» **EXERCISE REQUIREMENTS**
Please give the entries again in full and exactly, without any picture.

» **INPUT ROWS**

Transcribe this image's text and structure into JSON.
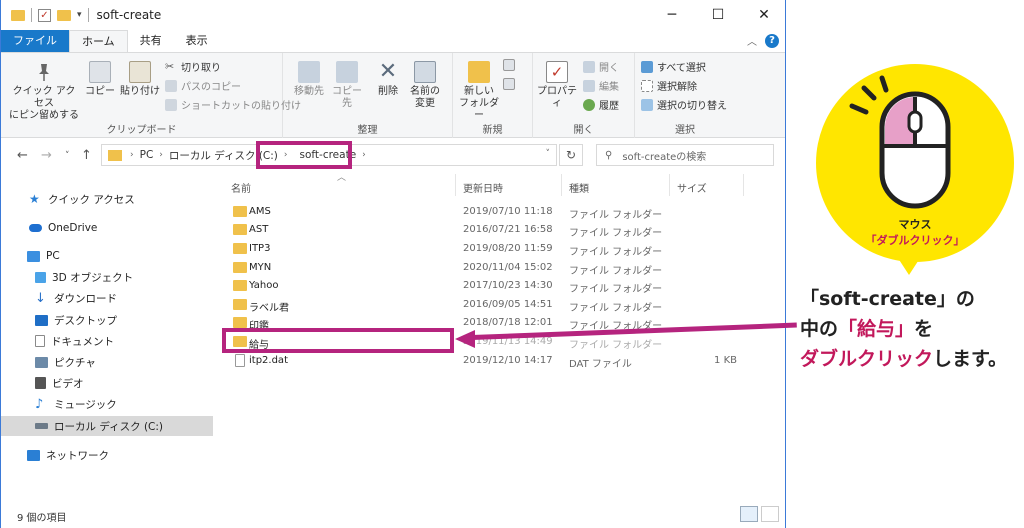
{
  "window": {
    "title": "soft-create",
    "controls": {
      "minimize": "─",
      "maximize": "☐",
      "close": "✕"
    }
  },
  "tabs": [
    {
      "label": "ファイル"
    },
    {
      "label": "ホーム"
    },
    {
      "label": "共有"
    },
    {
      "label": "表示"
    }
  ],
  "ribbon": {
    "clipboard": {
      "group_label": "クリップボード",
      "pin_label_1": "クイック アクセス",
      "pin_label_2": "にピン留めする",
      "copy_label": "コピー",
      "paste_label": "貼り付け",
      "cut_label": "切り取り",
      "copy_path_label": "パスのコピー",
      "paste_shortcut_label": "ショートカットの貼り付け"
    },
    "organize": {
      "group_label": "整理",
      "move_label": "移動先",
      "copy_to_label": "コピー先",
      "delete_label": "削除",
      "rename_label_1": "名前の",
      "rename_label_2": "変更"
    },
    "new": {
      "group_label": "新規",
      "new_folder_label_1": "新しい",
      "new_folder_label_2": "フォルダー"
    },
    "open": {
      "group_label": "開く",
      "properties_label": "プロパティ",
      "open_label": "開く",
      "edit_label": "編集",
      "history_label": "履歴"
    },
    "select": {
      "group_label": "選択",
      "select_all_label": "すべて選択",
      "select_none_label": "選択解除",
      "invert_label": "選択の切り替え"
    }
  },
  "address": {
    "segments": [
      "PC",
      "ローカル ディスク (C:)",
      "soft-create"
    ],
    "search_placeholder": "soft-createの検索"
  },
  "nav": {
    "items": [
      {
        "label": "クイック アクセス",
        "icon": "star-icon",
        "color": "#2a7fd4"
      },
      {
        "label": "OneDrive",
        "icon": "cloud-icon",
        "color": "#1e6fd0"
      },
      {
        "label": "PC",
        "icon": "monitor-icon",
        "color": "#3b8fe0"
      },
      {
        "label": "3D オブジェクト",
        "icon": "cube-icon",
        "color": "#4aa3e8"
      },
      {
        "label": "ダウンロード",
        "icon": "download-icon",
        "color": "#2a72c9"
      },
      {
        "label": "デスクトップ",
        "icon": "desktop-icon",
        "color": "#1f6ec6"
      },
      {
        "label": "ドキュメント",
        "icon": "document-icon",
        "color": "#8a8a8a"
      },
      {
        "label": "ピクチャ",
        "icon": "picture-icon",
        "color": "#6c8aa8"
      },
      {
        "label": "ビデオ",
        "icon": "video-icon",
        "color": "#555555"
      },
      {
        "label": "ミュージック",
        "icon": "music-icon",
        "color": "#2a7fd4"
      },
      {
        "label": "ローカル ディスク (C:)",
        "icon": "drive-icon",
        "color": "#6c7a88"
      },
      {
        "label": "ネットワーク",
        "icon": "network-icon",
        "color": "#2a7fd4"
      }
    ]
  },
  "columns": {
    "name": "名前",
    "date": "更新日時",
    "type": "種類",
    "size": "サイズ"
  },
  "files": [
    {
      "name": "AMS",
      "date": "2019/07/10 11:18",
      "type": "ファイル フォルダー",
      "size": "",
      "kind": "folder"
    },
    {
      "name": "AST",
      "date": "2016/07/21 16:58",
      "type": "ファイル フォルダー",
      "size": "",
      "kind": "folder"
    },
    {
      "name": "ITP3",
      "date": "2019/08/20 11:59",
      "type": "ファイル フォルダー",
      "size": "",
      "kind": "folder"
    },
    {
      "name": "MYN",
      "date": "2020/11/04 15:02",
      "type": "ファイル フォルダー",
      "size": "",
      "kind": "folder"
    },
    {
      "name": "Yahoo",
      "date": "2017/10/23 14:30",
      "type": "ファイル フォルダー",
      "size": "",
      "kind": "folder"
    },
    {
      "name": "ラベル君",
      "date": "2016/09/05 14:51",
      "type": "ファイル フォルダー",
      "size": "",
      "kind": "folder"
    },
    {
      "name": "印鑑",
      "date": "2018/07/18 12:01",
      "type": "ファイル フォルダー",
      "size": "",
      "kind": "folder"
    },
    {
      "name": "給与",
      "date": "2019/11/13 14:49",
      "type": "ファイル フォルダー",
      "size": "",
      "kind": "folder"
    },
    {
      "name": "itp2.dat",
      "date": "2019/12/10 14:17",
      "type": "DAT ファイル",
      "size": "1 KB",
      "kind": "file"
    }
  ],
  "status": {
    "count": "9 個の項目"
  },
  "callout": {
    "mouse_label": "マウス",
    "mouse_action": "「ダブルクリック」",
    "line1_a": "「soft-create」の",
    "line2_a": "中の",
    "line2_b": "「給与」",
    "line2_c": "を",
    "line3_a": "ダブルクリック",
    "line3_b": "します。"
  },
  "colors": {
    "highlight": "#b5247e",
    "bubble": "#ffe600",
    "accent": "#1979ca"
  }
}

» **RESPONSE**
Transcribe this image's text and structure into JSON.
{
  "window": {
    "title": "soft-create",
    "controls": {
      "minimize": "─",
      "maximize": "☐",
      "close": "✕"
    }
  },
  "tabs": [
    {
      "label": "ファイル"
    },
    {
      "label": "ホーム"
    },
    {
      "label": "共有"
    },
    {
      "label": "表示"
    }
  ],
  "ribbon": {
    "clipboard": {
      "group_label": "クリップボード",
      "pin_label_1": "クイック アクセス",
      "pin_label_2": "にピン留めする",
      "copy_label": "コピー",
      "paste_label": "貼り付け",
      "cut_label": "切り取り",
      "copy_path_label": "パスのコピー",
      "paste_shortcut_label": "ショートカットの貼り付け"
    },
    "organize": {
      "group_label": "整理",
      "move_label": "移動先",
      "copy_to_label": "コピー先",
      "delete_label": "削除",
      "rename_label_1": "名前の",
      "rename_label_2": "変更"
    },
    "new": {
      "group_label": "新規",
      "new_folder_label_1": "新しい",
      "new_folder_label_2": "フォルダー"
    },
    "open": {
      "group_label": "開く",
      "properties_label": "プロパティ",
      "open_label": "開く",
      "edit_label": "編集",
      "history_label": "履歴"
    },
    "select": {
      "group_label": "選択",
      "select_all_label": "すべて選択",
      "select_none_label": "選択解除",
      "invert_label": "選択の切り替え"
    }
  },
  "address": {
    "segments": [
      "PC",
      "ローカル ディスク (C:)",
      "soft-create"
    ],
    "search_placeholder": "soft-createの検索"
  },
  "nav": {
    "items": [
      {
        "label": "クイック アクセス",
        "icon": "star-icon",
        "color": "#2a7fd4"
      },
      {
        "label": "OneDrive",
        "icon": "cloud-icon",
        "color": "#1e6fd0"
      },
      {
        "label": "PC",
        "icon": "monitor-icon",
        "color": "#3b8fe0"
      },
      {
        "label": "3D オブジェクト",
        "icon": "cube-icon",
        "color": "#4aa3e8"
      },
      {
        "label": "ダウンロード",
        "icon": "download-icon",
        "color": "#2a72c9"
      },
      {
        "label": "デスクトップ",
        "icon": "desktop-icon",
        "color": "#1f6ec6"
      },
      {
        "label": "ドキュメント",
        "icon": "document-icon",
        "color": "#8a8a8a"
      },
      {
        "label": "ピクチャ",
        "icon": "picture-icon",
        "color": "#6c8aa8"
      },
      {
        "label": "ビデオ",
        "icon": "video-icon",
        "color": "#555555"
      },
      {
        "label": "ミュージック",
        "icon": "music-icon",
        "color": "#2a7fd4"
      },
      {
        "label": "ローカル ディスク (C:)",
        "icon": "drive-icon",
        "color": "#6c7a88"
      },
      {
        "label": "ネットワーク",
        "icon": "network-icon",
        "color": "#2a7fd4"
      }
    ]
  },
  "columns": {
    "name": "名前",
    "date": "更新日時",
    "type": "種類",
    "size": "サイズ"
  },
  "files": [
    {
      "name": "AMS",
      "date": "2019/07/10 11:18",
      "type": "ファイル フォルダー",
      "size": "",
      "kind": "folder"
    },
    {
      "name": "AST",
      "date": "2016/07/21 16:58",
      "type": "ファイル フォルダー",
      "size": "",
      "kind": "folder"
    },
    {
      "name": "ITP3",
      "date": "2019/08/20 11:59",
      "type": "ファイル フォルダー",
      "size": "",
      "kind": "folder"
    },
    {
      "name": "MYN",
      "date": "2020/11/04 15:02",
      "type": "ファイル フォルダー",
      "size": "",
      "kind": "folder"
    },
    {
      "name": "Yahoo",
      "date": "2017/10/23 14:30",
      "type": "ファイル フォルダー",
      "size": "",
      "kind": "folder"
    },
    {
      "name": "ラベル君",
      "date": "2016/09/05 14:51",
      "type": "ファイル フォルダー",
      "size": "",
      "kind": "folder"
    },
    {
      "name": "印鑑",
      "date": "2018/07/18 12:01",
      "type": "ファイル フォルダー",
      "size": "",
      "kind": "folder"
    },
    {
      "name": "給与",
      "date": "2019/11/13 14:49",
      "type": "ファイル フォルダー",
      "size": "",
      "kind": "folder"
    },
    {
      "name": "itp2.dat",
      "date": "2019/12/10 14:17",
      "type": "DAT ファイル",
      "size": "1 KB",
      "kind": "file"
    }
  ],
  "status": {
    "count": "9 個の項目"
  },
  "callout": {
    "mouse_label": "マウス",
    "mouse_action": "「ダブルクリック」",
    "line1_a": "「soft-create」の",
    "line2_a": "中の",
    "line2_b": "「給与」",
    "line2_c": "を",
    "line3_a": "ダブルクリック",
    "line3_b": "します。"
  },
  "colors": {
    "highlight": "#b5247e",
    "bubble": "#ffe600",
    "accent": "#1979ca"
  }
}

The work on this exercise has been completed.